═════ Exercise data

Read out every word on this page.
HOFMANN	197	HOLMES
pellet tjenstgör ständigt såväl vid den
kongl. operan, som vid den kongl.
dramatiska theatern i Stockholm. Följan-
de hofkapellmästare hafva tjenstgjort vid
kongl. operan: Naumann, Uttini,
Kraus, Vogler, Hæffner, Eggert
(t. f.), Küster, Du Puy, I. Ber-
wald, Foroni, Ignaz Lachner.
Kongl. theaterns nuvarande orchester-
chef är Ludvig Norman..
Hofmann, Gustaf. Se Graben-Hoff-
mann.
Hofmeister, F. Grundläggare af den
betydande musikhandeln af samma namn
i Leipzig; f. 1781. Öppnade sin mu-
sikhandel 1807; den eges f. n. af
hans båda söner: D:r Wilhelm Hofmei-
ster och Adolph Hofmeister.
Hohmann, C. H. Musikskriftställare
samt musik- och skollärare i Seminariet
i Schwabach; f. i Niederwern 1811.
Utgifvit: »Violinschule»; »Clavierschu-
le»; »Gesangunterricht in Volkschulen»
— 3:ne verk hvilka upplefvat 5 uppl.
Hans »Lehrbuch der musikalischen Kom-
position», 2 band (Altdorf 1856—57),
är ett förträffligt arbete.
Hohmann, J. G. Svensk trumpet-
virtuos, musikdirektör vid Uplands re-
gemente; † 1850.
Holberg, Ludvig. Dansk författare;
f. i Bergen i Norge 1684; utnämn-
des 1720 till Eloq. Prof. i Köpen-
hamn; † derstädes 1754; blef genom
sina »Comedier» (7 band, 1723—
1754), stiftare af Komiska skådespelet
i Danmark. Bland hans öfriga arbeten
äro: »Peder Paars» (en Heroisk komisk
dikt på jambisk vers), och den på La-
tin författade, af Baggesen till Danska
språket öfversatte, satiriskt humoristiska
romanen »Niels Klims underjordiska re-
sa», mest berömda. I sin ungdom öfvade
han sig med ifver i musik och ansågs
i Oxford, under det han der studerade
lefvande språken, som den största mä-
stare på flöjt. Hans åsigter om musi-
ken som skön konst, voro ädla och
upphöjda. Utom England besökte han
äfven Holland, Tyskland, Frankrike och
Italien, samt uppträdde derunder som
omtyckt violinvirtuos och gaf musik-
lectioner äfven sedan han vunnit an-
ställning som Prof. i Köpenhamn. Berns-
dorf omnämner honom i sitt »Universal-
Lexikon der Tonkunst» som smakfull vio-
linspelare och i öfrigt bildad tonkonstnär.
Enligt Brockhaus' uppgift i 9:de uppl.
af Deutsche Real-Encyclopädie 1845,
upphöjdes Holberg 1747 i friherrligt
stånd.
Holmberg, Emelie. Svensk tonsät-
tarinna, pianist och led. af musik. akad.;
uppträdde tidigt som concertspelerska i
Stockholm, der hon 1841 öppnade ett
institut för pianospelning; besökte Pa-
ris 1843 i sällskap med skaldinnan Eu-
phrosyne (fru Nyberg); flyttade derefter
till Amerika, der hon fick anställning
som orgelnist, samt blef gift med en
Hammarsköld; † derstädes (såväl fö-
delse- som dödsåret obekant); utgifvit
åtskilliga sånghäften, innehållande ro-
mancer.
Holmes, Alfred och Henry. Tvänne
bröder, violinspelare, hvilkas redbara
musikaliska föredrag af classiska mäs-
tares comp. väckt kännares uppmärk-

══════════

Exercise brief: The lines in the entries above that carry the word "Stockholm" must be copied.

Solution for this problem:
dramatiska theatern i Stockholm. Följan-
Stockholm, der hon 1841 öppnade ett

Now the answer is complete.